Scan the material below for the string "Приказ", and copy every line where it shows up.

§ **INFORMATION SUPPLIED**:

=-=-=-=-=

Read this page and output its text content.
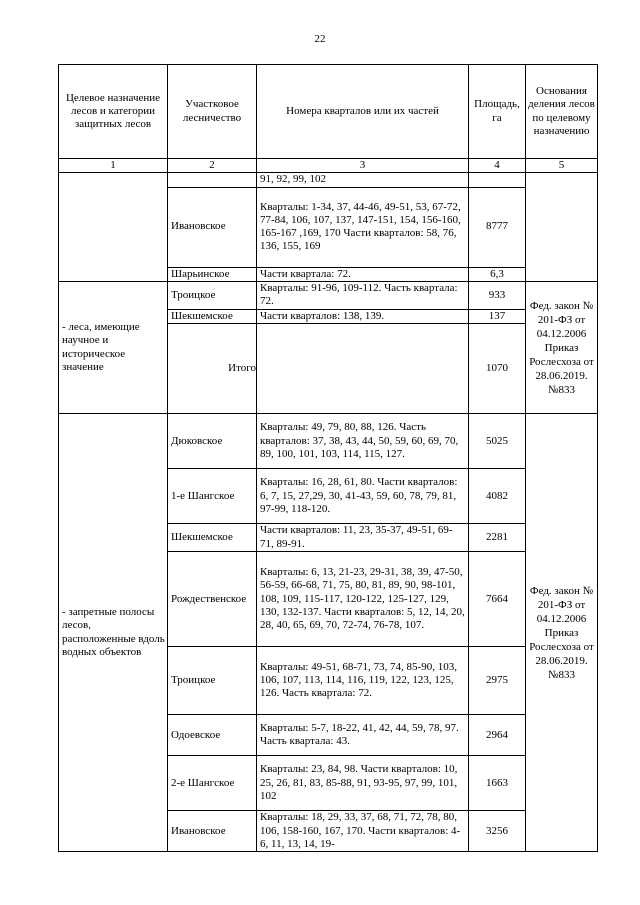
22
Целевое назначение лесов и категории защитных лесов	Участковое лесничество	Номера кварталов или их частей	Площадь, га	Основания деления лесов по целевому назначению
1	2	3	4	5
		91, 92, 99, 102		
	Ивановское	Кварталы: 1-34, 37, 44-46, 49-51, 53, 67-72, 77-84, 106, 107, 137, 147-151, 154, 156-160, 165-167 ,169, 170 Части кварталов: 58, 76, 136, 155, 169	8777	
	Шарьинское	Части квартала: 72.	6,3	
- леса, имеющие научное и историческое значение	Троицкое	Кварталы: 91-96, 109-112. Часть квартала: 72.	933	Фед. закон № 201-ФЗ от 04.12.2006 Приказ Рослесхоза от 28.06.2019. №833
	Шекшемское	Части кварталов: 138, 139.	137	
	Итого		1070	
- запретные полосы лесов, расположенные вдоль водных объектов	Дюковское	Кварталы: 49, 79, 80, 88, 126. Часть кварталов: 37, 38, 43, 44, 50, 59, 60, 69, 70, 89, 100, 101, 103, 114, 115, 127.	5025	Фед. закон № 201-ФЗ от 04.12.2006 Приказ Рослесхоза от 28.06.2019. №833
	1-е Шангское	Кварталы: 16, 28, 61, 80. Части кварталов: 6, 7, 15, 27,29, 30, 41-43, 59, 60, 78, 79, 81, 97-99, 118-120.	4082	
	Шекшемское	Части кварталов: 11, 23, 35-37, 49-51, 69-71, 89-91.	2281	
	Рождественское	Кварталы: 6, 13, 21-23, 29-31, 38, 39, 47-50, 56-59, 66-68, 71, 75, 80, 81, 89, 90, 98-101, 108, 109, 115-117, 120-122, 125-127, 129, 130, 132-137. Части кварталов: 5, 12, 14, 20, 28, 40, 65, 69, 70, 72-74, 76-78, 107.	7664	
	Троицкое	Кварталы: 49-51, 68-71, 73, 74, 85-90, 103, 106, 107, 113, 114, 116, 119, 122, 123, 125, 126. Часть квартала: 72.	2975	
	Одоевское	Кварталы: 5-7, 18-22, 41, 42, 44, 59, 78, 97. Часть квартала: 43.	2964	
	2-е Шангское	Кварталы: 23, 84, 98. Части кварталов: 10, 25, 26, 81, 83, 85-88, 91, 93-95, 97, 99, 101, 102	1663	
	Ивановское	Кварталы: 18, 29, 33, 37, 68, 71, 72, 78, 80, 106, 158-160, 167, 170. Части кварталов: 4-6, 11, 13, 14, 19-	3256	
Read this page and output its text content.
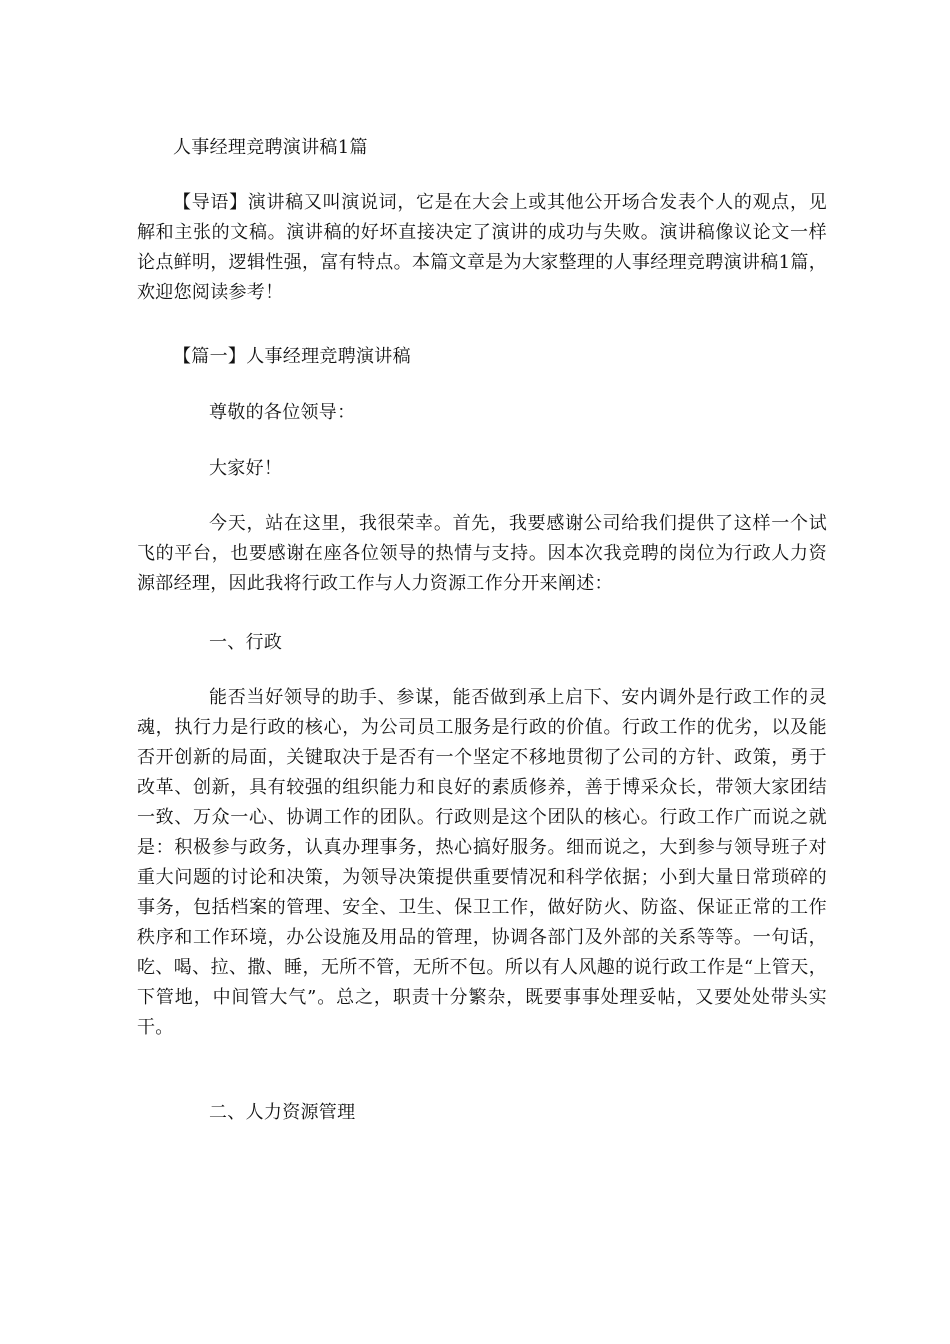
人事经理竞聘演讲稿1篇

【导语】演讲稿又叫演说词，它是在大会上或其他公开场合发表个人的观点，见解和主张的文稿。演讲稿的好坏直接决定了演讲的成功与失败。演讲稿像议论文一样论点鲜明，逻辑性强，富有特点。本篇文章是为大家整理的人事经理竞聘演讲稿1篇，欢迎您阅读参考！

【篇一】人事经理竞聘演讲稿

尊敬的各位领导：

大家好！

今天，站在这里，我很荣幸。首先，我要感谢公司给我们提供了这样一个试飞的平台，也要感谢在座各位领导的热情与支持。因本次我竞聘的岗位为行政人力资源部经理，因此我将行政工作与人力资源工作分开来阐述：

一、行政

能否当好领导的助手、参谋，能否做到承上启下、安内调外是行政工作的灵魂，执行力是行政的核心，为公司员工服务是行政的价值。行政工作的优劣，以及能否开创新的局面，关键取决于是否有一个坚定不移地贯彻了公司的方针、政策，勇于改革、创新，具有较强的组织能力和良好的素质修养，善于博采众长，带领大家团结一致、万众一心、协调工作的团队。行政则是这个团队的核心。行政工作广而说之就是：积极参与政务，认真办理事务，热心搞好服务。细而说之，大到参与领导班子对重大问题的讨论和决策，为领导决策提供重要情况和科学依据；小到大量日常琐碎的事务，包括档案的管理、安全、卫生、保卫工作，做好防火、防盗、保证正常的工作秩序和工作环境，办公设施及用品的管理，协调各部门及外部的关系等等。一句话，吃、喝、拉、撒、睡，无所不管，无所不包。所以有人风趣的说行政工作是“上管天，下管地，中间管大气”。总之，职责十分繁杂，既要事事处理妥帖，又要处处带头实干。

二、人力资源管理
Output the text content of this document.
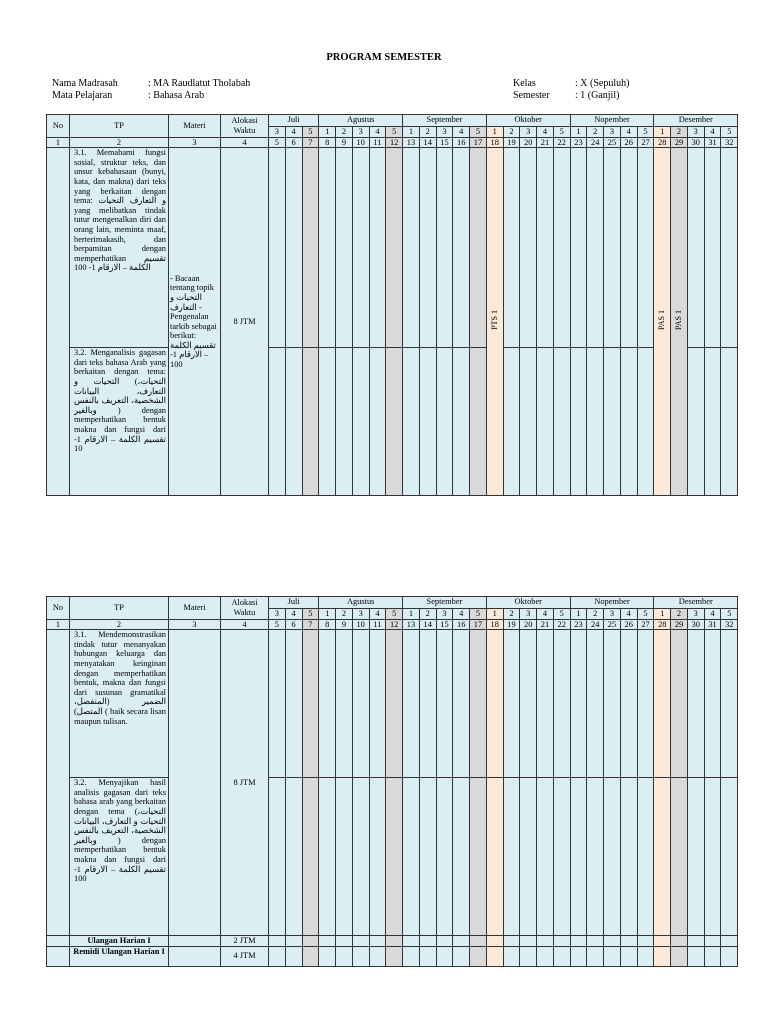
PROGRAM SEMESTER
Nama Madrasah	: MA Raudlatut Tholabah
Mata Pelajaran	: Bahasa Arab
Kelas	: X (Sepuluh)
Semester	: 1 (Ganjil)
No	TP	Materi	Alokasi Waktu	Juli			Agustus					September					Oktober					Nopember					Desember				
				3	4	5	1	2	3	4	5	1	2	3	4	5	1	2	3	4	5	1	2	3	4	5	1	2	3	4	5
1	2	3	4	5	6	7	8	9	10	11	12	13	14	15	16	17	18	19	20	21	22	23	24	25	26	27	28	29	30	31	32
	3.1. Memahami fungsi sosial, struktur teks, dan unsur kebahasaan (bunyi, kata, dan makna) dari teks yang berkaitan dengan tema: و التعارف التحيات yang melibatkan tindak tutur mengenalkan diri dan orang lain, meminta maaf, berterimakasih, dan berpamitan dengan memperhatikan تقسيم الكلمة – الارقام 1- 100	- Bacaan tentang topik التحيات و التعارف - Pengenalan tarkib sebagai berikut: تقسيم الكلمة – الارقام 1- 100	8 JTM														PTS 1										PAS 1	PAS 1			
	3.2. Menganalisis gagasan dari teks bahasa Arab yang berkaitan dengan tema: التحيات،) التحيات و التعارف، البيانات الشخصية، التعريف بالنفس وبالغير ) dengan memperhatikan bentuk makna dan fungsi dari تقسيم الكلمة – الارقام 1- 10																														
No	TP	Materi	Alokasi Waktu	Juli			Agustus					September					Oktober					Nopember					Desember				
				3	4	5	1	2	3	4	5	1	2	3	4	5	1	2	3	4	5	1	2	3	4	5	1	2	3	4	5
1	2	3	4	5	6	7	8	9	10	11	12	13	14	15	16	17	18	19	20	21	22	23	24	25	26	27	28	29	30	31	32
	3.1. Mendemonstrasikan tindak tutur menanyakan hubungan keluarga dan menyatakan keinginan dengan memperhatikan bentuk, makna dan fungsi dari susunan gramatikal الضمير (المنفصل، المتصل) ( baik secara lisan maupun tulisan.		8 JTM																												
	3.2. Menyajikan hasil analisis gagasan dari teks bahasa arab yang berkaitan dengan tema التحيات،) التحيات و التعارف، البيانات الشخصية، التعريف بالنفس وبالغير ) dengan memperhatikan bentuk makna dan fungsi dari تقسيم الكلمة – الارقام 1- 100																														
	Ulangan Harian I		2 JTM																												
	Remidi Ulangan Harian I		4 JTM																												
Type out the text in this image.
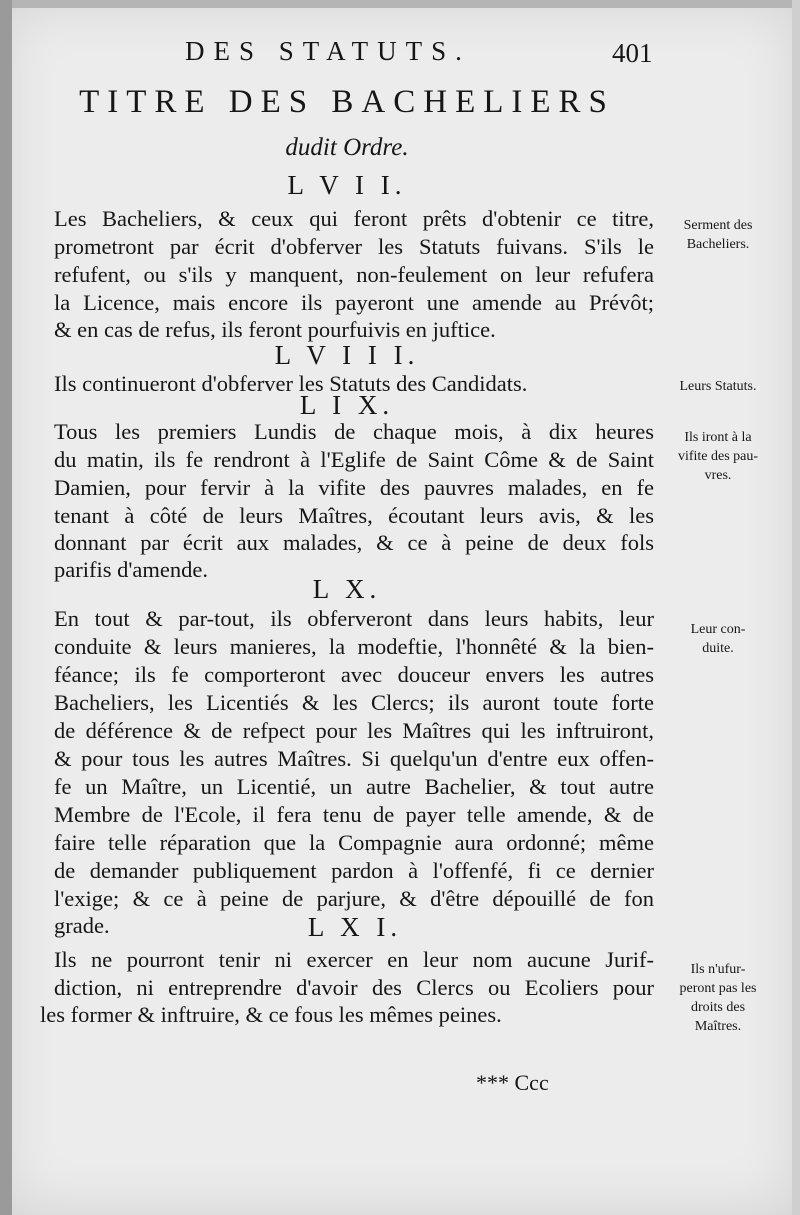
DES STATUTS.	401
TITRE DES BACHELIERS
dudit Ordre.
L V I I.
Les Bacheliers, & ceux qui feront prêts d'obtenir ce titre,
prometront par écrit d'obferver les Statuts fuivans. S'ils le
refufent, ou s'ils y manquent, non-feulement on leur refufera
la Licence, mais encore ils payeront une amende au Prévôt;
& en cas de refus, ils feront pourfuivis en juftice.
Serment des
Bacheliers.
L V I I I.
Ils continueront d'obferver les Statuts des Candidats.	Leurs Statuts.
L I X.
Tous les premiers Lundis de chaque mois, à dix heures
du matin, ils fe rendront à l'Eglife de Saint Côme & de Saint
Damien, pour fervir à la vifite des pauvres malades, en fe
tenant à côté de leurs Maîtres, écoutant leurs avis, & les
donnant par écrit aux malades, & ce à peine de deux fols
parifis d'amende.
Ils iront à la
vifite des pau-
vres.
L X.
En tout & par-tout, ils obferveront dans leurs habits, leur
conduite & leurs manieres, la modeftie, l'honnêté & la bien-
féance; ils fe comporteront avec douceur envers les autres
Bacheliers, les Licentiés & les Clercs; ils auront toute forte
de déférence & de refpect pour les Maîtres qui les inftruiront,
& pour tous les autres Maîtres. Si quelqu'un d'entre eux offen-
fe un Maître, un Licentié, un autre Bachelier, & tout autre
Membre de l'Ecole, il fera tenu de payer telle amende, & de
faire telle réparation que la Compagnie aura ordonné; même
de demander publiquement pardon à l'offenfé, fi ce dernier
l'exige; & ce à peine de parjure, & d'être dépouillé de fon
grade.
Leur con-
duite.
L X I.
Ils ne pourront tenir ni exercer en leur nom aucune Jurif-
diction, ni entreprendre d'avoir des Clercs ou Ecoliers pour
les former & inftruire, & ce fous les mêmes peines.
Ils n'ufur-
peront pas les
droits des
Maîtres.
*** Ccc
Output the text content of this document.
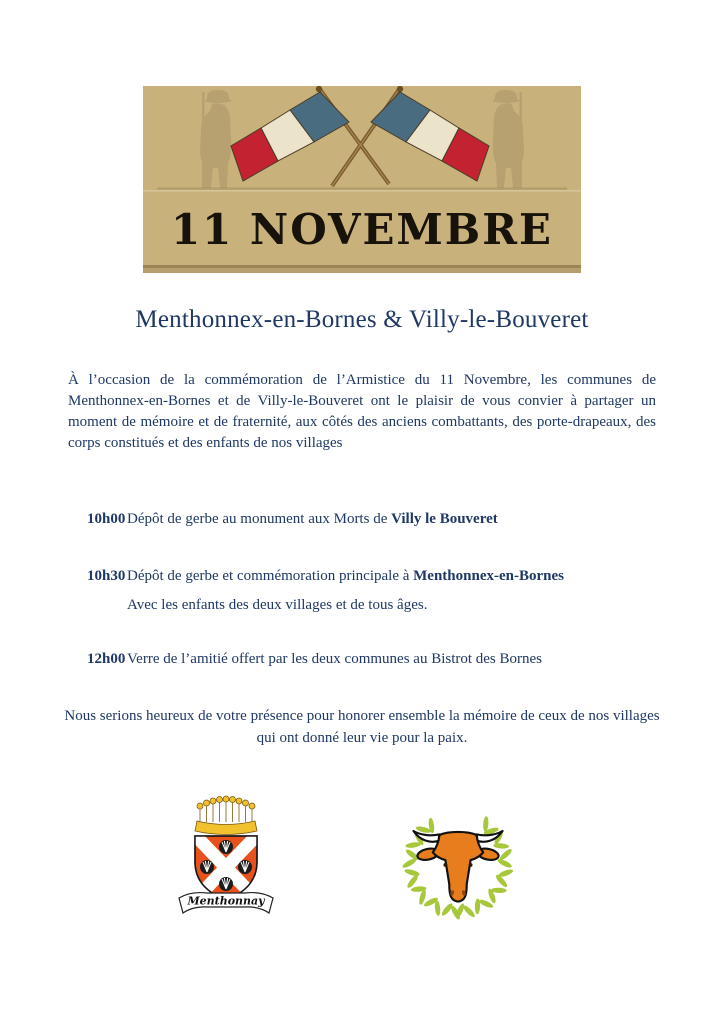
11 NOVEMBRE
Menthonnex-en-Bornes & Villy-le-Bouveret

À l’occasion de la commémoration de l’Armistice du 11 Novembre, les communes de Menthonnex-en-Bornes et de Villy-le-Bouveret ont le plaisir de vous convier à partager un moment de mémoire et de fraternité, aux côtés des anciens combattants, des porte-drapeaux, des corps constitués et des enfants de nos villages

10h00 Dépôt de gerbe au monument aux Morts de Villy le Bouveret
10h30 Dépôt de gerbe et commémoration principale à Menthonnex-en-Bornes
Avec les enfants des deux villages et de tous âges.
12h00 Verre de l’amitié offert par les deux communes au Bistrot des Bornes

Nous serions heureux de votre présence pour honorer ensemble la mémoire de ceux de nos villages qui ont donné leur vie pour la paix.

Menthonnay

=-=-=-=-=

§ **CORRECT ANSWER**:
- леса, имеющие научное и историческое значение	Троицкое	Кварталы: 91-96, 109-112. Часть квартала: 72.	933	Фед. закон № 201-ФЗ от 04.12.2006 Приказ Рослесхоза от 28.06.2019. №833
- запретные полосы лесов, расположенные вдоль водных объектов	Дюковское	Кварталы: 49, 79, 80, 88, 126. Часть кварталов: 37, 38, 43, 44, 50, 59, 60, 69, 70, 89, 100, 101, 103, 114, 115, 127.	5025	Фед. закон № 201-ФЗ от 04.12.2006 Приказ Рослесхоза от 28.06.2019. №833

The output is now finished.